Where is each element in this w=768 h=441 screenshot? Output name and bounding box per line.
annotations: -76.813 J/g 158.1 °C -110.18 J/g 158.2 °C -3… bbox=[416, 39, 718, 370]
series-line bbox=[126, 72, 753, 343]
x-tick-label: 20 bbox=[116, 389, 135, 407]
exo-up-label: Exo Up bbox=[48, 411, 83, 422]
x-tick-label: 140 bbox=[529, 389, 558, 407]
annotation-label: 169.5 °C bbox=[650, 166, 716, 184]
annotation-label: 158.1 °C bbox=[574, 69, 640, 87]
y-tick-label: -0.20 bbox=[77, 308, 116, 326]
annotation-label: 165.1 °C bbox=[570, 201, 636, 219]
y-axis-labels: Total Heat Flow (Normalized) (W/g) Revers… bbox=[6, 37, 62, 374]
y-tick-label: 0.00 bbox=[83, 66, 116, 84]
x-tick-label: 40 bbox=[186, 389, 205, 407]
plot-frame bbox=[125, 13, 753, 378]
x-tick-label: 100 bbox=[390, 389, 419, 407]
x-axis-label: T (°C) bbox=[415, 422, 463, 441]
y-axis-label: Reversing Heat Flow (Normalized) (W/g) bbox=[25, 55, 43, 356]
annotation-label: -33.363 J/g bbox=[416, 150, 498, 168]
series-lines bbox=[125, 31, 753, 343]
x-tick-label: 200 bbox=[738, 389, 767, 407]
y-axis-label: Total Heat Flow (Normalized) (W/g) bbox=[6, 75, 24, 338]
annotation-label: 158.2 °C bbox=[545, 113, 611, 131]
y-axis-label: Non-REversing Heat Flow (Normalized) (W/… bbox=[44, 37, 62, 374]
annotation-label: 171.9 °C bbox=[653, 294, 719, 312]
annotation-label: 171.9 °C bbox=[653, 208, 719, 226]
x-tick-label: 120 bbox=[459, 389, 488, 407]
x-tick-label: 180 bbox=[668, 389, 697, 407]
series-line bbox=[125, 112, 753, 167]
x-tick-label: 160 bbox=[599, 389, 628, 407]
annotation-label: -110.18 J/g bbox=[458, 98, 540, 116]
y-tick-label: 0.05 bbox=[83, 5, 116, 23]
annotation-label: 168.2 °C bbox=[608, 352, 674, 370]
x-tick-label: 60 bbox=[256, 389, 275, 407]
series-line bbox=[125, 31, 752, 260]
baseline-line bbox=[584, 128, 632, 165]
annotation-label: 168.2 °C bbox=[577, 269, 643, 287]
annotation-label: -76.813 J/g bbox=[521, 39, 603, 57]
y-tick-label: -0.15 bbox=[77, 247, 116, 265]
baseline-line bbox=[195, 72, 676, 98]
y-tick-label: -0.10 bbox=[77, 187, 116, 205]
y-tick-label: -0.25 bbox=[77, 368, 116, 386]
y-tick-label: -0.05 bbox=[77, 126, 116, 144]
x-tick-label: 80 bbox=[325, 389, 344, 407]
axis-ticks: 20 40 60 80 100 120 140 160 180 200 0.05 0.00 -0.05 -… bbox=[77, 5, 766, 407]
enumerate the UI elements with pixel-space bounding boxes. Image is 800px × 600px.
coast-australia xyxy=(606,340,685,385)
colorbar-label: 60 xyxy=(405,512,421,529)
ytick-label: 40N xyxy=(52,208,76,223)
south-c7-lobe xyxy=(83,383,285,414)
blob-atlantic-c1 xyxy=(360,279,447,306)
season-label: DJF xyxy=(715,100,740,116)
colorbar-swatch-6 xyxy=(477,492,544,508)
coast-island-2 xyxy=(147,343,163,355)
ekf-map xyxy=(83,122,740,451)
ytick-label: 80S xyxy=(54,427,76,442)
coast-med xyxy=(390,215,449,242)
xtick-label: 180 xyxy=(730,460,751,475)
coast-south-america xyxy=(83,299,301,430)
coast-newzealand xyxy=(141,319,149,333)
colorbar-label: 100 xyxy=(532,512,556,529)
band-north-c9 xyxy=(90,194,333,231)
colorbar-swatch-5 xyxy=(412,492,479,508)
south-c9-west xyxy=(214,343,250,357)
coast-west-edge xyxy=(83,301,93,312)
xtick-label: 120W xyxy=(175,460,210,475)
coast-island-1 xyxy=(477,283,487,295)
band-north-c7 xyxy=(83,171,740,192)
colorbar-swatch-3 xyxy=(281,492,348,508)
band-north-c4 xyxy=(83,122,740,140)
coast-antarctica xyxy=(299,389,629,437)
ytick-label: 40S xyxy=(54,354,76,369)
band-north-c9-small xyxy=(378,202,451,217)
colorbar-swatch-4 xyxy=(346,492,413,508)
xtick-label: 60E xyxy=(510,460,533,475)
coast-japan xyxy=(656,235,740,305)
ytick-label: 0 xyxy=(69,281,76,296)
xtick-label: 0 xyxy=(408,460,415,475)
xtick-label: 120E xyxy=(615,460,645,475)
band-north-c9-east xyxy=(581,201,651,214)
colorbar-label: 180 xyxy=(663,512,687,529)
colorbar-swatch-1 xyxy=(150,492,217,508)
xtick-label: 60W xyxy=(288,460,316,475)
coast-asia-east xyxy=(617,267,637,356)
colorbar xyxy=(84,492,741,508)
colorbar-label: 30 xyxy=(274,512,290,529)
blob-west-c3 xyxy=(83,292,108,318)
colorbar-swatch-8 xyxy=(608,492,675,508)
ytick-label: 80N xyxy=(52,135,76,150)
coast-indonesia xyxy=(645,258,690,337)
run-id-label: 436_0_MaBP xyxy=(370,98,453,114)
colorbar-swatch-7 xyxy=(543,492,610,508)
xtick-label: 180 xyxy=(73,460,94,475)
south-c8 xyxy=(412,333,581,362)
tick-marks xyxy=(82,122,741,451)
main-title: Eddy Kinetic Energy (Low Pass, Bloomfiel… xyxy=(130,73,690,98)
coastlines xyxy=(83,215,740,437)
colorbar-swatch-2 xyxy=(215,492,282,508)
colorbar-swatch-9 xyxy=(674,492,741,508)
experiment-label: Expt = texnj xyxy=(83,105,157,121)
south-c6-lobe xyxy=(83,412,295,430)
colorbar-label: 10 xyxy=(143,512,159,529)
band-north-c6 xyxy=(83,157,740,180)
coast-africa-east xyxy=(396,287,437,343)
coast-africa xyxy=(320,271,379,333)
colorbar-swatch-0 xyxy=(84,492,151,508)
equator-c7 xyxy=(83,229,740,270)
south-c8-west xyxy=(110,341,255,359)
• • • •
--- WHAT IS BEING ASKED ---
Lay out the items as a JSON list of strings, with one string per line and blank lines omitted, beginning with the first line and continuing through the line containing "y-axis-label: Reversing Heat".

--- FINISHED EXERCISE ---
[
  "Where is each element in this w=768 h=441 screenshot? Output name and bounding box per line.",
  "annotations: -76.813 J/g 158.1 °C -110.18 J/g 158.2 °C -3… bbox=[416, 39, 718, 370]",
  "series-line bbox=[126, 72, 753, 343]",
  "x-tick-label: 20 bbox=[116, 389, 135, 407]",
  "exo-up-label: Exo Up bbox=[48, 411, 83, 422]",
  "x-tick-label: 140 bbox=[529, 389, 558, 407]",
  "annotation-label: 169.5 °C bbox=[650, 166, 716, 184]",
  "annotation-label: 158.1 °C bbox=[574, 69, 640, 87]",
  "y-tick-label: -0.20 bbox=[77, 308, 116, 326]",
  "annotation-label: 165.1 °C bbox=[570, 201, 636, 219]",
  "y-axis-labels: Total Heat Flow (Normalized) (W/g) Revers… bbox=[6, 37, 62, 374]",
  "y-tick-label: 0.00 bbox=[83, 66, 116, 84]",
  "x-tick-label: 40 bbox=[186, 389, 205, 407]",
  "plot-frame bbox=[125, 13, 753, 378]",
  "x-tick-label: 100 bbox=[390, 389, 419, 407]",
  "x-axis-label: T (°C) bbox=[415, 422, 463, 441]",
  "y-axis-label: Reversing Heat Flow (Normalized) (W/g) bbox=[25, 55, 43, 356]"
]